··· Dataset records

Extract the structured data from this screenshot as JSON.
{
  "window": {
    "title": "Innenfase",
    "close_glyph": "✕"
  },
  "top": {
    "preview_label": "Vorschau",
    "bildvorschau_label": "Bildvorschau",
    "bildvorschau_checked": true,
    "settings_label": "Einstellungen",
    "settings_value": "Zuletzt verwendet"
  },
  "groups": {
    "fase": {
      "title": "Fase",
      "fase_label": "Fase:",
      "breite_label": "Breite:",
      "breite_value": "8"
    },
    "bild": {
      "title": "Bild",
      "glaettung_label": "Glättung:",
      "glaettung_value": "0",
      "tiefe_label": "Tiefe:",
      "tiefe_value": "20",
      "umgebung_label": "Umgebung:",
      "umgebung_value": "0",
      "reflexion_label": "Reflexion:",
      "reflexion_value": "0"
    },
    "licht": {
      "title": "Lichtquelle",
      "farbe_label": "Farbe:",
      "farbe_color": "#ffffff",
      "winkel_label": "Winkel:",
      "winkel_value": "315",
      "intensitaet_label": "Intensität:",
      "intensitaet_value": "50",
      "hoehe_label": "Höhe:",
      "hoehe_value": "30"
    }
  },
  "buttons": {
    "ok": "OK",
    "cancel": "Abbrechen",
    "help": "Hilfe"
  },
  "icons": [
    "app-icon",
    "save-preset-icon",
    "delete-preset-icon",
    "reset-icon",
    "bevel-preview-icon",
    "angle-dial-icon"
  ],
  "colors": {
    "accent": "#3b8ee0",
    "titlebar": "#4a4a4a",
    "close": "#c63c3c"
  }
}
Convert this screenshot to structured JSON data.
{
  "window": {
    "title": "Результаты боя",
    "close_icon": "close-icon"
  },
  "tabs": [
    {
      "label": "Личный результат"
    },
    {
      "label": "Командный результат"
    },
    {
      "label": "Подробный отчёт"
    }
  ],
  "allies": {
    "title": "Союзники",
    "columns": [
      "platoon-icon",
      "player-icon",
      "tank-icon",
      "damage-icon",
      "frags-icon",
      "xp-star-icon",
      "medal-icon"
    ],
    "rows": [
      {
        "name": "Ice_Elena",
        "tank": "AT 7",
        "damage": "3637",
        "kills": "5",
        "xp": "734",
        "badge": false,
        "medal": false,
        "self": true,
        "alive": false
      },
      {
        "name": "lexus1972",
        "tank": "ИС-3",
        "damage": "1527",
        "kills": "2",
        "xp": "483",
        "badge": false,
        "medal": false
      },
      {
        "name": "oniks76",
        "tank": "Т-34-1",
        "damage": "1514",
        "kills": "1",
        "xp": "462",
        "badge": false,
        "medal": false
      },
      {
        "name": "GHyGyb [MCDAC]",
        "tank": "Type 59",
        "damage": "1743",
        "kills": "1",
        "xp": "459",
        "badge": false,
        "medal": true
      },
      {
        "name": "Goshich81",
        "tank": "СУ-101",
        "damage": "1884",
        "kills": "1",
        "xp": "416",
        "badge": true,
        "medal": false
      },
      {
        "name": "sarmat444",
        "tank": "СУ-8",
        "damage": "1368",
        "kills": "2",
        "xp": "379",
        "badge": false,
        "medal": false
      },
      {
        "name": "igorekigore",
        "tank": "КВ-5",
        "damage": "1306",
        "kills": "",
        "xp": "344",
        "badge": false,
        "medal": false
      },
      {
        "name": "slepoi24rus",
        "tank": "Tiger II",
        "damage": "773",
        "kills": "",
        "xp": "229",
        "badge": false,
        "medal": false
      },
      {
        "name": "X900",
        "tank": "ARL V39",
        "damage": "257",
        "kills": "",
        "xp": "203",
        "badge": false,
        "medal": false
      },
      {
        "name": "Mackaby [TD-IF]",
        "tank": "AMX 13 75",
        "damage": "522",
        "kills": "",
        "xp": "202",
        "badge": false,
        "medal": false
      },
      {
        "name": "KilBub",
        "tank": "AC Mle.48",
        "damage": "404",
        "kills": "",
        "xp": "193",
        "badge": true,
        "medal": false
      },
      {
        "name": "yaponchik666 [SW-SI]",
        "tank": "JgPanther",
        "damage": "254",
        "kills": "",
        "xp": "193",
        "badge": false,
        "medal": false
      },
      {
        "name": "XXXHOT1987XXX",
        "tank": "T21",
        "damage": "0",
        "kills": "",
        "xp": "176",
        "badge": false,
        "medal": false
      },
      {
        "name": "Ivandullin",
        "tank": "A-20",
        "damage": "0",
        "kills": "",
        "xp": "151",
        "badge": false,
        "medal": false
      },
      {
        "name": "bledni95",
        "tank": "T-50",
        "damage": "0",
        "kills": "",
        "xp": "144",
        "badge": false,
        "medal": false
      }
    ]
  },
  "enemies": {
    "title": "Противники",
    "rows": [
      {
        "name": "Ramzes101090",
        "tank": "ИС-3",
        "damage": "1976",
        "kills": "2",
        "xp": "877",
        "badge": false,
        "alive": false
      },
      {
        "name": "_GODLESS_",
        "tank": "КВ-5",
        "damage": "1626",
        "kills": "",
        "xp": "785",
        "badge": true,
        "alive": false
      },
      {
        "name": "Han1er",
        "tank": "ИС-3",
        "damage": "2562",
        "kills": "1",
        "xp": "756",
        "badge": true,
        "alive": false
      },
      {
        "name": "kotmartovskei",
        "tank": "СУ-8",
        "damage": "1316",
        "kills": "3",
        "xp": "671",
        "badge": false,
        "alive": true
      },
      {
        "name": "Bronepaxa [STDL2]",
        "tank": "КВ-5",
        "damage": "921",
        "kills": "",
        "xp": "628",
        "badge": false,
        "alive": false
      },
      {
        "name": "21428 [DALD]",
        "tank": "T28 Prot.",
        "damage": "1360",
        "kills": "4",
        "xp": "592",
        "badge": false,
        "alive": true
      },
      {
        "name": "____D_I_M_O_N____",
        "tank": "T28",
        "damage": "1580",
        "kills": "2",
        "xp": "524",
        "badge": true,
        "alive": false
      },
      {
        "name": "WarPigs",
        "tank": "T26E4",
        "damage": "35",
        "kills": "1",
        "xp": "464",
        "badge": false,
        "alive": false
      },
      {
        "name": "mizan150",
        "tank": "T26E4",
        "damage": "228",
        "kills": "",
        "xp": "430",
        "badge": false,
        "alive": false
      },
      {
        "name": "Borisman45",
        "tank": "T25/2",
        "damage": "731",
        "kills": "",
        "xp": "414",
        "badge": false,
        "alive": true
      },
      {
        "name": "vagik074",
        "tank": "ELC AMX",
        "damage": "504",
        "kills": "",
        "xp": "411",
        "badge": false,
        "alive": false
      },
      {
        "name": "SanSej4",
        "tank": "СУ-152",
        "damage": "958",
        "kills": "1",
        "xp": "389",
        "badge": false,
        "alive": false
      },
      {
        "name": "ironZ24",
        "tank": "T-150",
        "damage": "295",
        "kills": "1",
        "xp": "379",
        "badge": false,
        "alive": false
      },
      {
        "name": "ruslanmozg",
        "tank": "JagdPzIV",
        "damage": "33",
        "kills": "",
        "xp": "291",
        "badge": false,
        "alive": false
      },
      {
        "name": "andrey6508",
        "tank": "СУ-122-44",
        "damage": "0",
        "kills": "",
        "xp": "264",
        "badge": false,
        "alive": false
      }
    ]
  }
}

······

- Short task
Restate the listing above word for word.

- Reply
Extract the structured data from this screenshot as JSON.
{
  "window": {
    "title": "Innenfase",
    "close_glyph": "✕"
  },
  "top": {
    "preview_label": "Vorschau",
    "bildvorschau_label": "Bildvorschau",
    "bildvorschau_checked": true,
    "settings_label": "Einstellungen",
    "settings_value": "Zuletzt verwendet"
  },
  "groups": {
    "fase": {
      "title": "Fase",
      "fase_label": "Fase:",
      "breite_label": "Breite:",
      "breite_value": "8"
    },
    "bild": {
      "title": "Bild",
      "glaettung_label": "Glättung:",
      "glaettung_value": "0",
      "tiefe_label": "Tiefe:",
      "tiefe_value": "20",
      "umgebung_label": "Umgebung:",
      "umgebung_value": "0",
      "reflexion_label": "Reflexion:",
      "reflexion_value": "0"
    },
    "licht": {
      "title": "Lichtquelle",
      "farbe_label": "Farbe:",
      "farbe_color": "#ffffff",
      "winkel_label": "Winkel:",
      "winkel_value": "315",
      "intensitaet_label": "Intensität:",
      "intensitaet_value": "50",
      "hoehe_label": "Höhe:",
      "hoehe_value": "30"
    }
  },
  "buttons": {
    "ok": "OK",
    "cancel": "Abbrechen",
    "help": "Hilfe"
  },
  "icons": [
    "app-icon",
    "save-preset-icon",
    "delete-preset-icon",
    "reset-icon",
    "bevel-preview-icon",
    "angle-dial-icon"
  ],
  "colors": {
    "accent": "#3b8ee0",
    "titlebar": "#4a4a4a",
    "close": "#c63c3c"
  }
}
Convert this screenshot to structured JSON data.
{
  "window": {
    "title": "Результаты боя",
    "close_icon": "close-icon"
  },
  "tabs": [
    {
      "label": "Личный результат"
    },
    {
      "label": "Командный результат"
    },
    {
      "label": "Подробный отчёт"
    }
  ],
  "allies": {
    "title": "Союзники",
    "columns": [
      "platoon-icon",
      "player-icon",
      "tank-icon",
      "damage-icon",
      "frags-icon",
      "xp-star-icon",
      "medal-icon"
    ],
    "rows": [
      {
        "name": "Ice_Elena",
        "tank": "AT 7",
        "damage": "3637",
        "kills": "5",
        "xp": "734",
        "badge": false,
        "medal": false,
        "self": true,
        "alive": false
      },
      {
        "name": "lexus1972",
        "tank": "ИС-3",
        "damage": "1527",
        "kills": "2",
        "xp": "483",
        "badge": false,
        "medal": false
      },
      {
        "name": "oniks76",
        "tank": "Т-34-1",
        "damage": "1514",
        "kills": "1",
        "xp": "462",
        "badge": false,
        "medal": false
      },
      {
        "name": "GHyGyb [MCDAC]",
        "tank": "Type 59",
        "damage": "1743",
        "kills": "1",
        "xp": "459",
        "badge": false,
        "medal": true
      },
      {
        "name": "Goshich81",
        "tank": "СУ-101",
        "damage": "1884",
        "kills": "1",
        "xp": "416",
        "badge": true,
        "medal": false
      },
      {
        "name": "sarmat444",
        "tank": "СУ-8",
        "damage": "1368",
        "kills": "2",
        "xp": "379",
        "badge": false,
        "medal": false
      },
      {
        "name": "igorekigore",
        "tank": "КВ-5",
        "damage": "1306",
        "kills": "",
        "xp": "344",
        "badge": false,
        "medal": false
      },
      {
        "name": "slepoi24rus",
        "tank": "Tiger II",
        "damage": "773",
        "kills": "",
        "xp": "229",
        "badge": false,
        "medal": false
      },
      {
        "name": "X900",
        "tank": "ARL V39",
        "damage": "257",
        "kills": "",
        "xp": "203",
        "badge": false,
        "medal": false
      },
      {
        "name": "Mackaby [TD-IF]",
        "tank": "AMX 13 75",
        "damage": "522",
        "kills": "",
        "xp": "202",
        "badge": false,
        "medal": false
      },
      {
        "name": "KilBub",
        "tank": "AC Mle.48",
        "damage": "404",
        "kills": "",
        "xp": "193",
        "badge": true,
        "medal": false
      },
      {
        "name": "yaponchik666 [SW-SI]",
        "tank": "JgPanther",
        "damage": "254",
        "kills": "",
        "xp": "193",
        "badge": false,
        "medal": false
      },
      {
        "name": "XXXHOT1987XXX",
        "tank": "T21",
        "damage": "0",
        "kills": "",
        "xp": "176",
        "badge": false,
        "medal": false
      },
      {
        "name": "Ivandullin",
        "tank": "A-20",
        "damage": "0",
        "kills": "",
        "xp": "151",
        "badge": false,
        "medal": false
      },
      {
        "name": "bledni95",
        "tank": "T-50",
        "damage": "0",
        "kills": "",
        "xp": "144",
        "badge": false,
        "medal": false
      }
    ]
  },
  "enemies": {
    "title": "Противники",
    "rows": [
      {
        "name": "Ramzes101090",
        "tank": "ИС-3",
        "damage": "1976",
        "kills": "2",
        "xp": "877",
        "badge": false,
        "alive": false
      },
      {
        "name": "_GODLESS_",
        "tank": "КВ-5",
        "damage": "1626",
        "kills": "",
        "xp": "785",
        "badge": true,
        "alive": false
      },
      {
        "name": "Han1er",
        "tank": "ИС-3",
        "damage": "2562",
        "kills": "1",
        "xp": "756",
        "badge": true,
        "alive": false
      },
      {
        "name": "kotmartovskei",
        "tank": "СУ-8",
        "damage": "1316",
        "kills": "3",
        "xp": "671",
        "badge": false,
        "alive": true
      },
      {
        "name": "Bronepaxa [STDL2]",
        "tank": "КВ-5",
        "damage": "921",
        "kills": "",
        "xp": "628",
        "badge": false,
        "alive": false
      },
      {
        "name": "21428 [DALD]",
        "tank": "T28 Prot.",
        "damage": "1360",
        "kills": "4",
        "xp": "592",
        "badge": false,
        "alive": true
      },
      {
        "name": "____D_I_M_O_N____",
        "tank": "T28",
        "damage": "1580",
        "kills": "2",
        "xp": "524",
        "badge": true,
        "alive": false
      },
      {
        "name": "WarPigs",
        "tank": "T26E4",
        "damage": "35",
        "kills": "1",
        "xp": "464",
        "badge": false,
        "alive": false
      },
      {
        "name": "mizan150",
        "tank": "T26E4",
        "damage": "228",
        "kills": "",
        "xp": "430",
        "badge": false,
        "alive": false
      },
      {
        "name": "Borisman45",
        "tank": "T25/2",
        "damage": "731",
        "kills": "",
        "xp": "414",
        "badge": false,
        "alive": true
      },
      {
        "name": "vagik074",
        "tank": "ELC AMX",
        "damage": "504",
        "kills": "",
        "xp": "411",
        "badge": false,
        "alive": false
      },
      {
        "name": "SanSej4",
        "tank": "СУ-152",
        "damage": "958",
        "kills": "1",
        "xp": "389",
        "badge": false,
        "alive": false
      },
      {
        "name": "ironZ24",
        "tank": "T-150",
        "damage": "295",
        "kills": "1",
        "xp": "379",
        "badge": false,
        "alive": false
      },
      {
        "name": "ruslanmozg",
        "tank": "JagdPzIV",
        "damage": "33",
        "kills": "",
        "xp": "291",
        "badge": false,
        "alive": false
      },
      {
        "name": "andrey6508",
        "tank": "СУ-122-44",
        "damage": "0",
        "kills": "",
        "xp": "264",
        "badge": false,
        "alive": false
      }
    ]
  }
}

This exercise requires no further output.